━━━ SECÇÃO DE TEXTO ━━━
No diário que escrevia para o site da BBC Urdu ja nessa altura (que
assinava com o nome Gul Makai), descrevia a vida na sua cidade,
Mingora, controlada pelos taliban. Insurgia-se sobretudo pelo direito
das mulheres à educação. Via outros activistas mortos e exibidos pelas
ruas e praças de Mingora, e sabia que um dia poderia chegar a sua vez.
Quando na terça-feira regressava da escola, apareceram dois homens
armados que a atingiram na cabeça e num ombro. Gravemente ferida, está
em estado crítico num hospital militar em Rawalpindi, a recuperar de
uma operação à cabeça. Os próximos dias serão cruciais, não se sabe se
sobreviverá ou não.
A jovem activista paquistanesa de 14 anos era já um símbolo da
resistência contra os taliban do Paquistão – venceu o National Peace
Award for Youth, no Paquistão, e foi nomeada para o International
Children's Peace Prize, da Dutch Kids Rights Foundation. Mas nos
últimos dias o país esteve como nunca de olhos postos nela.
As orações semanais desta sexta-feira foram dedicadas a Malala por
todo o Paquistão, dois dias antes as escolas tinham estado fechadas. O
Presidente Asif Ali Zadari condenou o ataque, quis que ela fosse
tratada no Dubai. No Vale de Swat são organizados protestos.
Os taliban já garantiram que se sobreviver voltarão a atacar. "Apesar
de ela ser nova e uma menina e de os taliban não acreditarem em
ataques a mulheres, qualquer um que faça campanha contra o islão e a
sharia deve ser morto, segundo a sharia", explicava há dias o
porta-voz do grupo no comunicado em que o ataque foi reivindicado.
"Não é apenas permitido matar uma pessoa assim, mas obrigatório."
"Claro que vão tentar matá-la", escreve o editor de política
internacional da Slate. "Uma adolescente a falar no direito das
mulheres à educação é a coisa mais assustadora no mundo para os
taliban", escreveu. "Ela não pertence a uma ONG estrangeira. Ela é
muito mais perigosa do que isso: uma local, defensora do progresso da
educação e do esclarecimento. Se pessoas como ela se multiplicarem os
taliban não têm futuro."
Pelo Paquistão já outras adolescentes disseram que não deixarão que o
que aconteceu a Malala tenha sido em vão. Os dirigentes políticos
fizeram o mesmo.
Um ícone
"Malala é o nosso orgulho. Tornou-se num ícone para o país", disse o
ministro do Interior, Rehman Malik. O primeiro-ministro, Raja Pervez
Ashraf, foi visitá-la e pediu a todos os líderes paquistaneses que se
juntassem a ele e o chefe das Forças Armadas, Ashfaq Parvez Kayani,
afirmou que chegou a hora de "combater os que propagam esta
mentalidade bárbara e os seus simpatizantes".
Também Bushra Gohar, do Partido Nacional Awami, parte da frágil
coligação governamental com o Partido do Povo do Paquistão (PPP) e no
poder no Vale de Swat, já disse no Parlamento que "o tempo para acabar
com o terrorismo chegou".
━━━
◆ ORDEM DE TRABALHO ◆
Segundo a secção de texto sobre Malala, com que nome assinava ela o diário que escrevia para o site da BBC Urdu? As linhas não têm qualquer papel nisto.
━━━ CONJUNTO DE DADOS ━━━
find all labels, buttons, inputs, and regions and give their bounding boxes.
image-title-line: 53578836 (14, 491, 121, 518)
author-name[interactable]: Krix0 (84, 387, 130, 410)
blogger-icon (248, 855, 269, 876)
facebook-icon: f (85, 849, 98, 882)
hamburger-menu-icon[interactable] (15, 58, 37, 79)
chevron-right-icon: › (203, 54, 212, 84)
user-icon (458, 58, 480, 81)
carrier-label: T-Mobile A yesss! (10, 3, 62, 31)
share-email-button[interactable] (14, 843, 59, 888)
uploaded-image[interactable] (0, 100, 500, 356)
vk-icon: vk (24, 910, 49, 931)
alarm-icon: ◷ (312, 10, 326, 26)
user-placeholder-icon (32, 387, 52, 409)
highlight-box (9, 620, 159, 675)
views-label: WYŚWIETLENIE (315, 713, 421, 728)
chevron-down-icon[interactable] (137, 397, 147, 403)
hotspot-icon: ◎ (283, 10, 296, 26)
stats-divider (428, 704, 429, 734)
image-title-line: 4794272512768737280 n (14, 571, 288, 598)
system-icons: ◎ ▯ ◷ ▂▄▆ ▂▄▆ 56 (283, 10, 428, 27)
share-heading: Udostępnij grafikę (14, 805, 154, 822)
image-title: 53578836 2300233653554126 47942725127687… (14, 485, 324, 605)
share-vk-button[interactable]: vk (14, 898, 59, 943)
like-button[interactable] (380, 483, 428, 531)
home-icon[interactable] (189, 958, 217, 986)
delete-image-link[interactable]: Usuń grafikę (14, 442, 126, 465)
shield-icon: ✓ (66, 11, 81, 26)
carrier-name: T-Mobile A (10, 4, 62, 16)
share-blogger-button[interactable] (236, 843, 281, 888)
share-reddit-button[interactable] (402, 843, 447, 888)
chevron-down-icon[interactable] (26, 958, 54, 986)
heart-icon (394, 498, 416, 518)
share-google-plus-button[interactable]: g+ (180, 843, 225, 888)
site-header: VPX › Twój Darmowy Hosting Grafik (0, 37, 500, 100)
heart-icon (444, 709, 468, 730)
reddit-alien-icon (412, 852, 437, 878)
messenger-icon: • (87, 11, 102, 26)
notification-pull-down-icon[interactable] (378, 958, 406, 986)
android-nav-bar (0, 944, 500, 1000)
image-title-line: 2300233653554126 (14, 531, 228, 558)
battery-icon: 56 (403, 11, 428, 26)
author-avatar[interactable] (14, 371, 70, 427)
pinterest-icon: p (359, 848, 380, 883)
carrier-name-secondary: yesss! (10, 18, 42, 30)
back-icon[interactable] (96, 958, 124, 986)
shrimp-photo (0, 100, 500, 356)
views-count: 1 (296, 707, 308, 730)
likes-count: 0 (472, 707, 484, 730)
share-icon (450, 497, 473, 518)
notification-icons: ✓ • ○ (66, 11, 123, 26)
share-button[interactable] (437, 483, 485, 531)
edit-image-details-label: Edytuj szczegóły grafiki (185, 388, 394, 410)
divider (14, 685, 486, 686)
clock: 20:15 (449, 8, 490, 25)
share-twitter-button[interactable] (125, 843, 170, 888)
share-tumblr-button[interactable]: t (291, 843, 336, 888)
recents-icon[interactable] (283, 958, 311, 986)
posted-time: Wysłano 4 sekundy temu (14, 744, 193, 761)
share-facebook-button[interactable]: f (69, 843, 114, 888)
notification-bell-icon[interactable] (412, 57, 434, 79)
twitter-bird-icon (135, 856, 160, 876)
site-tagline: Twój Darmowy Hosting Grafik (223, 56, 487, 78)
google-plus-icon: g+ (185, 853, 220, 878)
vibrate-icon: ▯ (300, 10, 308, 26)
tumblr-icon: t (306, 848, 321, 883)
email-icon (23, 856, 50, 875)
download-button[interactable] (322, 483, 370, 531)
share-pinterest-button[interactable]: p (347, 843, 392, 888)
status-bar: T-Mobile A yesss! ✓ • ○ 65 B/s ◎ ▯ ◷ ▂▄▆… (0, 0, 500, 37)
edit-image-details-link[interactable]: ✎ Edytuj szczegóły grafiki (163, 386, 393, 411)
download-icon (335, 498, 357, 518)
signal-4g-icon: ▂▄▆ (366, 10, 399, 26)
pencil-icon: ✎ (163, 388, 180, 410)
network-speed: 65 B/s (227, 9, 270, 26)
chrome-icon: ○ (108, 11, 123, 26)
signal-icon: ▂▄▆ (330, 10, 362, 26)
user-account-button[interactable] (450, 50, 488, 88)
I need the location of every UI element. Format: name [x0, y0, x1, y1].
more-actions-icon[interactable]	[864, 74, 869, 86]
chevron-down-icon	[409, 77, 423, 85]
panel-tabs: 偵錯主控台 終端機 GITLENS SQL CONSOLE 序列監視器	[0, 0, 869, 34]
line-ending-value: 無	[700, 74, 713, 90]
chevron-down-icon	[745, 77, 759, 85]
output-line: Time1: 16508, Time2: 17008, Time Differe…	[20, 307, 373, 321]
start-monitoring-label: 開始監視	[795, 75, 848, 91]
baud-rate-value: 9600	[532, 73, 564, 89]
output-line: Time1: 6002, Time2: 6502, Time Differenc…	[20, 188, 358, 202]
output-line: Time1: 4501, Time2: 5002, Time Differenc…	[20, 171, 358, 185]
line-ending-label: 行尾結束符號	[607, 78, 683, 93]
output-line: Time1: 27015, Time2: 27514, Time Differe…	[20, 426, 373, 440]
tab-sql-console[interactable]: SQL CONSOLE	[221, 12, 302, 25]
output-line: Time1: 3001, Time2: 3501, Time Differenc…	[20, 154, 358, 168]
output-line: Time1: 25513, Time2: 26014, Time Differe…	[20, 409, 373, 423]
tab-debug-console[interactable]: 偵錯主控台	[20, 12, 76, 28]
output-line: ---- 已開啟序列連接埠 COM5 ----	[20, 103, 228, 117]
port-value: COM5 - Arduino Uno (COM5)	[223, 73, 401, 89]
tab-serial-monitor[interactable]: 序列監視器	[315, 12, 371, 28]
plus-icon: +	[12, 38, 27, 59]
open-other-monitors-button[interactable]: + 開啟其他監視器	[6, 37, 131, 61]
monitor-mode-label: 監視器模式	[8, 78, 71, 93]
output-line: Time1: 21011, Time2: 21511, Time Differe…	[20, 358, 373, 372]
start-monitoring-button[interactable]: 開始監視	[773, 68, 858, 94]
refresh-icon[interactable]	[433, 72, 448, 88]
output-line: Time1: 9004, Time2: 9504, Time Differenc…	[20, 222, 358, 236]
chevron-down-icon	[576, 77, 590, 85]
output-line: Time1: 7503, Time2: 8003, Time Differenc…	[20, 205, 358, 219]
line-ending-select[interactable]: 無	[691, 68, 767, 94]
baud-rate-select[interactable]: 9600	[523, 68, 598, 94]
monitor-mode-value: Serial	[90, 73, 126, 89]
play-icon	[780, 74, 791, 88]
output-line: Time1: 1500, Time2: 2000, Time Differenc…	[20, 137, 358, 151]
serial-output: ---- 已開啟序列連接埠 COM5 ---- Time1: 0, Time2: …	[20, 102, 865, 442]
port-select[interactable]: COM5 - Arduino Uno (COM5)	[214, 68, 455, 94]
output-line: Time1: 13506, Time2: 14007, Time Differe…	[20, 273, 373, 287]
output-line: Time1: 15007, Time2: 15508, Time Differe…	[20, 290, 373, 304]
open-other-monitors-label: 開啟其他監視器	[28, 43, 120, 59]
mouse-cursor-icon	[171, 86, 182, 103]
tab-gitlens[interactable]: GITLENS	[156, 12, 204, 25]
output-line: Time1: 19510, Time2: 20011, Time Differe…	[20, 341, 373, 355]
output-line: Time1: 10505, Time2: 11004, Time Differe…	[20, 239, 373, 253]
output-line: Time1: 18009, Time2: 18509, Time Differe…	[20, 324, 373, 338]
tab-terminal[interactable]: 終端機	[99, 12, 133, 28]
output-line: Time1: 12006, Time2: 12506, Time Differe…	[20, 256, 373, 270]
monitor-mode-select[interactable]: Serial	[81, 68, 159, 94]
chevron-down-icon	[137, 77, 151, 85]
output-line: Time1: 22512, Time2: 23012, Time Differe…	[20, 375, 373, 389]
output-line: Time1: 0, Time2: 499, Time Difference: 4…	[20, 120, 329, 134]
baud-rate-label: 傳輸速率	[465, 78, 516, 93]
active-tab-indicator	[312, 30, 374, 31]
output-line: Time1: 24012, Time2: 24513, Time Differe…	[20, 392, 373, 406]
━━━
◆ TAREFA CONCLUÍDA ◆
Com o nome Gul Makai.